### THE TASK
Using the records below, report how many lines hold "this", with no extra text.

---------- STORED RECORDS

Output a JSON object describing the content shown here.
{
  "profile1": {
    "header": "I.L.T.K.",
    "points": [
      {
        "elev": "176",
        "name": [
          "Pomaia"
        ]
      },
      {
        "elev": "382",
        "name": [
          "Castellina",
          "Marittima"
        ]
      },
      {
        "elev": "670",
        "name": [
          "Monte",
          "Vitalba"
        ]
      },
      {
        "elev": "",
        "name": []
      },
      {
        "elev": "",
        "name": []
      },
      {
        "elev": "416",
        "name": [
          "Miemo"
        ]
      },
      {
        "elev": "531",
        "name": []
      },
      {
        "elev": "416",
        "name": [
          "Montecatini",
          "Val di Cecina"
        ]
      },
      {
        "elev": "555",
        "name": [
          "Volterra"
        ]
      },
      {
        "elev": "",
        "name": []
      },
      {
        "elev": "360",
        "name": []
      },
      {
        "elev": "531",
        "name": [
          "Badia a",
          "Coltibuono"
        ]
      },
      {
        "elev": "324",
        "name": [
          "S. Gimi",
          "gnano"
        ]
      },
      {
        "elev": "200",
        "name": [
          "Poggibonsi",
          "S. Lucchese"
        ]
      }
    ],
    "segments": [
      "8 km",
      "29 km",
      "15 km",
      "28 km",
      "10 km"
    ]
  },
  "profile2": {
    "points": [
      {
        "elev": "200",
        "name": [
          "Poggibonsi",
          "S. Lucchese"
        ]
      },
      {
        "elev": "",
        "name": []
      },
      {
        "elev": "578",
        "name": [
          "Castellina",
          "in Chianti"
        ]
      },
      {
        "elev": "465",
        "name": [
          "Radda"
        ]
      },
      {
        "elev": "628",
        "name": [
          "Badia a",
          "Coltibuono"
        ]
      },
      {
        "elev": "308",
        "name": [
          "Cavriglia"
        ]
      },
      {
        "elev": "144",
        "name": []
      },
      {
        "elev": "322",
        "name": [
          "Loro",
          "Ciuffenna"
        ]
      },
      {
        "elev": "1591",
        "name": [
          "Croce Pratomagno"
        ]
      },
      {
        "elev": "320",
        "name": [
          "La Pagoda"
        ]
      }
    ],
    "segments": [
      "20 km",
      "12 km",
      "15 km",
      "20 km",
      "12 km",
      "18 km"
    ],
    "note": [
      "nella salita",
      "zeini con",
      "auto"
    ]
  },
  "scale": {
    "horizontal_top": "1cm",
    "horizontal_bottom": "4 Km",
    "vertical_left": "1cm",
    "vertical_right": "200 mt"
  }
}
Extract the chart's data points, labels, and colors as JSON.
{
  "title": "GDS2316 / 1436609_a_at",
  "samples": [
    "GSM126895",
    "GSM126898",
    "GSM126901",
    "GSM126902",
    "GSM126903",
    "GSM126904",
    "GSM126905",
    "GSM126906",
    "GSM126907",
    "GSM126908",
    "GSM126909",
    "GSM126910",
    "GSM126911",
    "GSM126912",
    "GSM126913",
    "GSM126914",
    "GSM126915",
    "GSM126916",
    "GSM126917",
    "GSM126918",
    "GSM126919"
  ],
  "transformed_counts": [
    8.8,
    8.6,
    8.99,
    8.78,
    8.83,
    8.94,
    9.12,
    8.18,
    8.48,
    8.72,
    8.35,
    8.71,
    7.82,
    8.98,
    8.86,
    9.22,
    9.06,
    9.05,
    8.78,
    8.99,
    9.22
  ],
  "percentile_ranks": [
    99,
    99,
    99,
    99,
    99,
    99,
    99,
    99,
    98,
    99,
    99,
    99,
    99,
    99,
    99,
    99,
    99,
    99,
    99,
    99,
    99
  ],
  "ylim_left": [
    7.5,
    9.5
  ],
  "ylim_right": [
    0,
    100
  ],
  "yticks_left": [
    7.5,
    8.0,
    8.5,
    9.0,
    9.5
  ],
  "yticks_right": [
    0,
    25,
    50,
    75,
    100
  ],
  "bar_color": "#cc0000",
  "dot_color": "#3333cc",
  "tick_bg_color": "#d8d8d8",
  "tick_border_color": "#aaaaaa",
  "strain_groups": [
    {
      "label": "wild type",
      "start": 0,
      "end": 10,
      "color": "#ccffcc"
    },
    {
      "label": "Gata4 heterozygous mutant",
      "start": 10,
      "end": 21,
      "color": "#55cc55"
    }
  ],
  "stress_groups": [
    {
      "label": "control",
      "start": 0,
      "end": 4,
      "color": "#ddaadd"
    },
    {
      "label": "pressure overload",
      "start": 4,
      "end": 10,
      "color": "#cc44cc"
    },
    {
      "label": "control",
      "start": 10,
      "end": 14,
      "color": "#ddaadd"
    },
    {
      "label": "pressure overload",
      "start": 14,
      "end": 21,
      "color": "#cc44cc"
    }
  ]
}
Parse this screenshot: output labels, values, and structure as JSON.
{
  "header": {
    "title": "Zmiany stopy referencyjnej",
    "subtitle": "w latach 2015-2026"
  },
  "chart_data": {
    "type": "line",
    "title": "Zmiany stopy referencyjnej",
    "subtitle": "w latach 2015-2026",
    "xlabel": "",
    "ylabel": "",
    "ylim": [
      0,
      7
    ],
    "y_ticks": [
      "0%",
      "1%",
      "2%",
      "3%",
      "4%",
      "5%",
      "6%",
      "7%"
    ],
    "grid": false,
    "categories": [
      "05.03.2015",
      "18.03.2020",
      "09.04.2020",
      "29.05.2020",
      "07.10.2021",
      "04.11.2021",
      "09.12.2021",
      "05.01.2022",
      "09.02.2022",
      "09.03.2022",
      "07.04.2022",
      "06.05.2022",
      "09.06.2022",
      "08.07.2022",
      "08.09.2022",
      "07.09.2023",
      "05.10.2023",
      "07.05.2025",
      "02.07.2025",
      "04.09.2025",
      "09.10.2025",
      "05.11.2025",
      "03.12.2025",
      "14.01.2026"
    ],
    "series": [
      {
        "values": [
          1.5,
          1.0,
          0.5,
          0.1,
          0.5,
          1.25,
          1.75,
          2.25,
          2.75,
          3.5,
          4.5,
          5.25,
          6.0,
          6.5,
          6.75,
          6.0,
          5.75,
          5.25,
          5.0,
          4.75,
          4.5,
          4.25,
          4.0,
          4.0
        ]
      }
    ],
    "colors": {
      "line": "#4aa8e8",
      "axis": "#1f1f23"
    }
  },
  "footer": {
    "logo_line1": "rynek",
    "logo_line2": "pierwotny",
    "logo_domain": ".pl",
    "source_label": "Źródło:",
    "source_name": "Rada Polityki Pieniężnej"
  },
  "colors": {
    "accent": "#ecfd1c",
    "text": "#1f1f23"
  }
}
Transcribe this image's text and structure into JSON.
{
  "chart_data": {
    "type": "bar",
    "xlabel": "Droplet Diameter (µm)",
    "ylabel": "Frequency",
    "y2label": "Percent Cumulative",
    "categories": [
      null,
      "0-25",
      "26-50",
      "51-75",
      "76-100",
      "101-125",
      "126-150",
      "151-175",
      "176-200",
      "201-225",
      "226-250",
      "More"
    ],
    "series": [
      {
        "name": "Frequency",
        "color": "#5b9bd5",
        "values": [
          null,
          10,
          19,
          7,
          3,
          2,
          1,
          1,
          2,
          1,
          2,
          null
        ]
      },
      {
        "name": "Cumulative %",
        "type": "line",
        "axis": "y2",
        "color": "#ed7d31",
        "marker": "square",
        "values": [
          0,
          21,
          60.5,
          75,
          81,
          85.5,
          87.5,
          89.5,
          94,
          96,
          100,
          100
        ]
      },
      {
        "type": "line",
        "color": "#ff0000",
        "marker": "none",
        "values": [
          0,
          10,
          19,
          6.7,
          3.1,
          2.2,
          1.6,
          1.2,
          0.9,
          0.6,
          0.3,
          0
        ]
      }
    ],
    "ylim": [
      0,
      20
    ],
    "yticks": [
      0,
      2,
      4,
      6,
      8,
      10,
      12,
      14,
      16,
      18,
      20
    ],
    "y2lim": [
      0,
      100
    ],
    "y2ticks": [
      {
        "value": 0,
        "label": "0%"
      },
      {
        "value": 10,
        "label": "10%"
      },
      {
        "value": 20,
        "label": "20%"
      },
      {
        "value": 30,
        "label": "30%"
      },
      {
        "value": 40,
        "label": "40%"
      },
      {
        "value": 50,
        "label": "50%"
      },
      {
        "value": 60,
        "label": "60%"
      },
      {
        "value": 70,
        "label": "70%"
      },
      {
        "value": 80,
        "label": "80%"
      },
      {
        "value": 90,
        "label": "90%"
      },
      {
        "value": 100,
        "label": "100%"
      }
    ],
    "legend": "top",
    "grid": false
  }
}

--------------------

### THE ANSWER
2